→ Short exercise
Transcribe all of the material exactly. Any picture in it should be left out.
═══
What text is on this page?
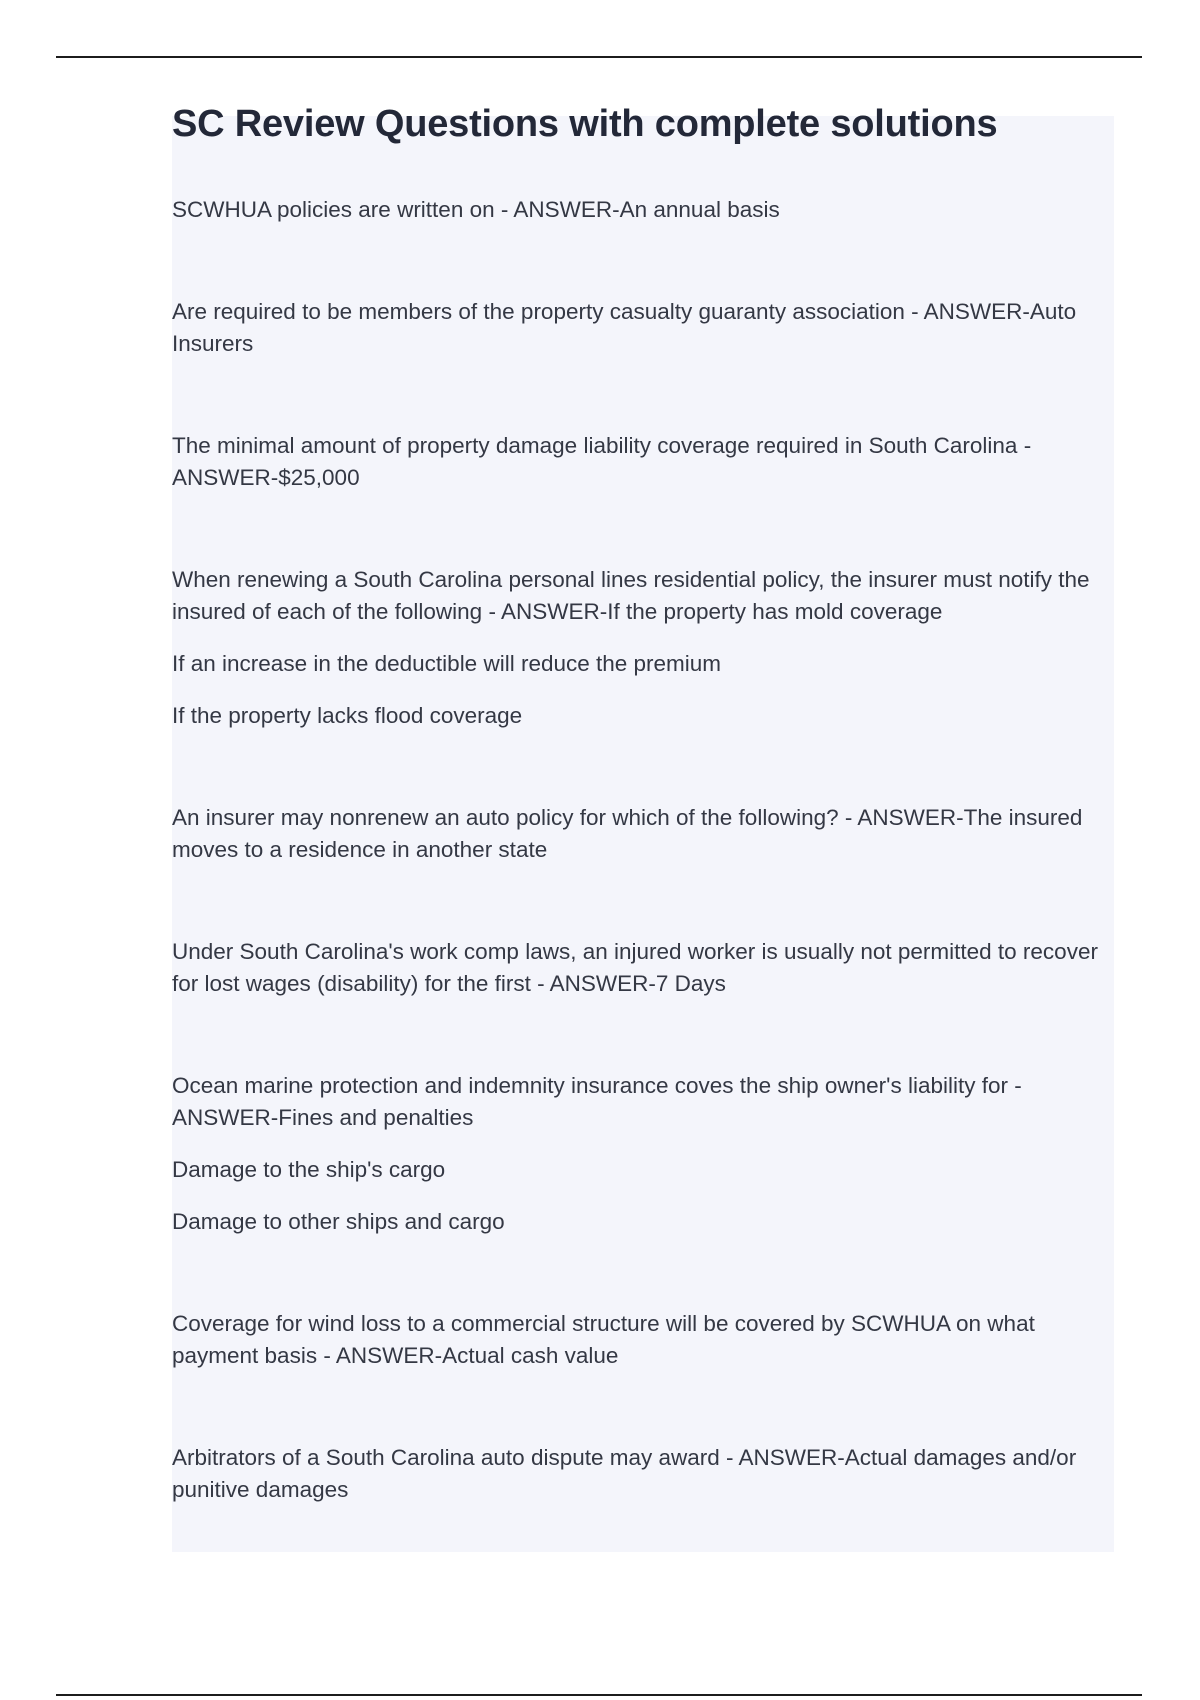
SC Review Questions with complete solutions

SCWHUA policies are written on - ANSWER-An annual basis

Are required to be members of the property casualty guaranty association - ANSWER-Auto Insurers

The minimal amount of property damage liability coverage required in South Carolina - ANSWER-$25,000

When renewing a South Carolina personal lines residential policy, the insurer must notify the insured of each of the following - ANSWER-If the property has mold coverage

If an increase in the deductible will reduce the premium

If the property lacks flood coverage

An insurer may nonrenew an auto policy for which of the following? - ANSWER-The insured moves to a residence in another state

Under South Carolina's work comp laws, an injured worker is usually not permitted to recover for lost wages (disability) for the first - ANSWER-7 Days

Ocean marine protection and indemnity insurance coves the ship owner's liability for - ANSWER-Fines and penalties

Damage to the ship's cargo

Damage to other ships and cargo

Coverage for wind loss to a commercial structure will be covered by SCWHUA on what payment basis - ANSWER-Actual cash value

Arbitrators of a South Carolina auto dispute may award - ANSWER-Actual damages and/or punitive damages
═══
→ Correct output
What text is on this page?
SC Review Questions with complete solutions

SCWHUA policies are written on - ANSWER-An annual basis

Are required to be members of the property casualty guaranty association - ANSWER-Auto Insurers

The minimal amount of property damage liability coverage required in South Carolina - ANSWER-$25,000

When renewing a South Carolina personal lines residential policy, the insurer must notify the insured of each of the following - ANSWER-If the property has mold coverage

If an increase in the deductible will reduce the premium

If the property lacks flood coverage

An insurer may nonrenew an auto policy for which of the following? - ANSWER-The insured moves to a residence in another state

Under South Carolina's work comp laws, an injured worker is usually not permitted to recover for lost wages (disability) for the first - ANSWER-7 Days

Ocean marine protection and indemnity insurance coves the ship owner's liability for - ANSWER-Fines and penalties

Damage to the ship's cargo

Damage to other ships and cargo

Coverage for wind loss to a commercial structure will be covered by SCWHUA on what payment basis - ANSWER-Actual cash value

Arbitrators of a South Carolina auto dispute may award - ANSWER-Actual damages and/or punitive damages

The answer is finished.